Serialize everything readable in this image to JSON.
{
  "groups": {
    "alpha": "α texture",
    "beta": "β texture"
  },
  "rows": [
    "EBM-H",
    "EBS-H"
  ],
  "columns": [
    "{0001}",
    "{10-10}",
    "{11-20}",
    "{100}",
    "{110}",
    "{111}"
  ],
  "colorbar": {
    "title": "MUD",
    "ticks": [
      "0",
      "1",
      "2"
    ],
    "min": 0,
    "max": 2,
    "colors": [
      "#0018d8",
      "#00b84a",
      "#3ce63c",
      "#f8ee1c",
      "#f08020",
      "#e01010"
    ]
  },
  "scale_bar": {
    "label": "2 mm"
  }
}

• • • •

▸ **Work to be completed**: Write the material out again in its entirety, exactly as shown.

▸ **Correct output**:
Serialize everything readable in this image to JSON.
{
  "groups": {
    "alpha": "α texture",
    "beta": "β texture"
  },
  "rows": [
    "EBM-H",
    "EBS-H"
  ],
  "columns": [
    "{0001}",
    "{10-10}",
    "{11-20}",
    "{100}",
    "{110}",
    "{111}"
  ],
  "colorbar": {
    "title": "MUD",
    "ticks": [
      "0",
      "1",
      "2"
    ],
    "min": 0,
    "max": 2,
    "colors": [
      "#0018d8",
      "#00b84a",
      "#3ce63c",
      "#f8ee1c",
      "#f08020",
      "#e01010"
    ]
  },
  "scale_bar": {
    "label": "2 mm"
  }
}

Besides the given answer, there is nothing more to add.